» **WRITTEN EXERCISE**
Copy the data precisely, keeping every character.
:: RECORDS FOR PROCESSING ::
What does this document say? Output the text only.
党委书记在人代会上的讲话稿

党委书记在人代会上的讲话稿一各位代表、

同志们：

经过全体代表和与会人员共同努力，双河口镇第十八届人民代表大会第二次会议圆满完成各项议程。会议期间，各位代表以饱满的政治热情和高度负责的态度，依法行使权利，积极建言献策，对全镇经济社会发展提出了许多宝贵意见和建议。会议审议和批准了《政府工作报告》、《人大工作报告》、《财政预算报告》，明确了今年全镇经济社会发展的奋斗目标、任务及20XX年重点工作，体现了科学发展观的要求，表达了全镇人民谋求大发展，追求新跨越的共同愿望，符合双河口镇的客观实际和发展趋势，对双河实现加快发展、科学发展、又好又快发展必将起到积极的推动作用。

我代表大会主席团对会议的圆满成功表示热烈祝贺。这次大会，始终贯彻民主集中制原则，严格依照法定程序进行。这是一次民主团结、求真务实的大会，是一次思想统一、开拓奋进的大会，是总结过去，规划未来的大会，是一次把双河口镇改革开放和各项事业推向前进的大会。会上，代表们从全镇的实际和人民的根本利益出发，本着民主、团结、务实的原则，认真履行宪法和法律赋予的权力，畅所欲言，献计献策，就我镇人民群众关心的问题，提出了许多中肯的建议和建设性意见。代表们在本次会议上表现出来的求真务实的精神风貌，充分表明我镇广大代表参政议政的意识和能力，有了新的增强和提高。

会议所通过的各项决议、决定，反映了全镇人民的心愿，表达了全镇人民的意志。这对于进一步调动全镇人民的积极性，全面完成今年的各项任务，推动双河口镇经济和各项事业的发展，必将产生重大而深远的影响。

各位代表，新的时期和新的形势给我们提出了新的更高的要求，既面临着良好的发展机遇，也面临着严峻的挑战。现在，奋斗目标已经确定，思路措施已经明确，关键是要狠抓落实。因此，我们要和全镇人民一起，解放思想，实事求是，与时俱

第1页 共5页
:::
» **SOLUTION TO THE EXERCISE**
What does this document say? Output the text only.
党委书记在人代会上的讲话稿

党委书记在人代会上的讲话稿一各位代表、

同志们：

经过全体代表和与会人员共同努力，双河口镇第十八届人民代表大会第二次会议圆满完成各项议程。会议期间，各位代表以饱满的政治热情和高度负责的态度，依法行使权利，积极建言献策，对全镇经济社会发展提出了许多宝贵意见和建议。会议审议和批准了《政府工作报告》、《人大工作报告》、《财政预算报告》，明确了今年全镇经济社会发展的奋斗目标、任务及20XX年重点工作，体现了科学发展观的要求，表达了全镇人民谋求大发展，追求新跨越的共同愿望，符合双河口镇的客观实际和发展趋势，对双河实现加快发展、科学发展、又好又快发展必将起到积极的推动作用。

我代表大会主席团对会议的圆满成功表示热烈祝贺。这次大会，始终贯彻民主集中制原则，严格依照法定程序进行。这是一次民主团结、求真务实的大会，是一次思想统一、开拓奋进的大会，是总结过去，规划未来的大会，是一次把双河口镇改革开放和各项事业推向前进的大会。会上，代表们从全镇的实际和人民的根本利益出发，本着民主、团结、务实的原则，认真履行宪法和法律赋予的权力，畅所欲言，献计献策，就我镇人民群众关心的问题，提出了许多中肯的建议和建设性意见。代表们在本次会议上表现出来的求真务实的精神风貌，充分表明我镇广大代表参政议政的意识和能力，有了新的增强和提高。

会议所通过的各项决议、决定，反映了全镇人民的心愿，表达了全镇人民的意志。这对于进一步调动全镇人民的积极性，全面完成今年的各项任务，推动双河口镇经济和各项事业的发展，必将产生重大而深远的影响。

各位代表，新的时期和新的形势给我们提出了新的更高的要求，既面临着良好的发展机遇，也面临着严峻的挑战。现在，奋斗目标已经确定，思路措施已经明确，关键是要狠抓落实。因此，我们要和全镇人民一起，解放思想，实事求是，与时俱

第1页 共5页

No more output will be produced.